◆ **WHAT YOU NEED TO DO**: Repeat every record below exactly as written.

◆ **DATA ENTRIES**:
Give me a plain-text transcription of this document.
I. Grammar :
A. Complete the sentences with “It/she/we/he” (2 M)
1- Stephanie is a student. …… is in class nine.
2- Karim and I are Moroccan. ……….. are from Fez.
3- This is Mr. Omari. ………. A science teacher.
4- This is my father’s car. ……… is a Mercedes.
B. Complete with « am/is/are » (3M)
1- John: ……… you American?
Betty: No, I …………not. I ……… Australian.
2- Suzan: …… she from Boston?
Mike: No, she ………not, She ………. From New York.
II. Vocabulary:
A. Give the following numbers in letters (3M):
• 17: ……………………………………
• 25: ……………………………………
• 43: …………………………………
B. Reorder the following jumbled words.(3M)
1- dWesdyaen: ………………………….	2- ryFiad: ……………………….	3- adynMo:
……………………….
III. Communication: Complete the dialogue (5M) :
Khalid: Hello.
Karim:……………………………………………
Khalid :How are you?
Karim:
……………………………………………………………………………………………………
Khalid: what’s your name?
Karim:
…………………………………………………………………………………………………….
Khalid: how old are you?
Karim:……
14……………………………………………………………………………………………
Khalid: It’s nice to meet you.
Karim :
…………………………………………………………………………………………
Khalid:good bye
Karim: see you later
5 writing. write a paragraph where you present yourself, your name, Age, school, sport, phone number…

◆ **WORKED ANSWER**:
Give me a plain-text transcription of this document.
I. Grammar :
A. Complete the sentences with “It/she/we/he” (2 M)
1- Stephanie is a student. …… is in class nine.
2- Karim and I are Moroccan. ……….. are from Fez.
3- This is Mr. Omari. ………. A science teacher.
4- This is my father’s car. ……… is a Mercedes.
B. Complete with « am/is/are » (3M)
1- John: ……… you American?
Betty: No, I …………not. I ……… Australian.
2- Suzan: …… she from Boston?
Mike: No, she ………not, She ………. From New York.
II. Vocabulary:
A. Give the following numbers in letters (3M):
• 17: ……………………………………
• 25: ……………………………………
• 43: …………………………………
B. Reorder the following jumbled words.(3M)
1- dWesdyaen: ………………………….	2- ryFiad: ……………………….	3- adynMo:
……………………….
III. Communication: Complete the dialogue (5M) :
Khalid: Hello.
Karim:……………………………………………
Khalid :How are you?
Karim:
……………………………………………………………………………………………………
Khalid: what’s your name?
Karim:
…………………………………………………………………………………………………….
Khalid: how old are you?
Karim:……
14……………………………………………………………………………………………
Khalid: It’s nice to meet you.
Karim :
…………………………………………………………………………………………
Khalid:good bye
Karim: see you later
5 writing. write a paragraph where you present yourself, your name, Age, school, sport, phone number…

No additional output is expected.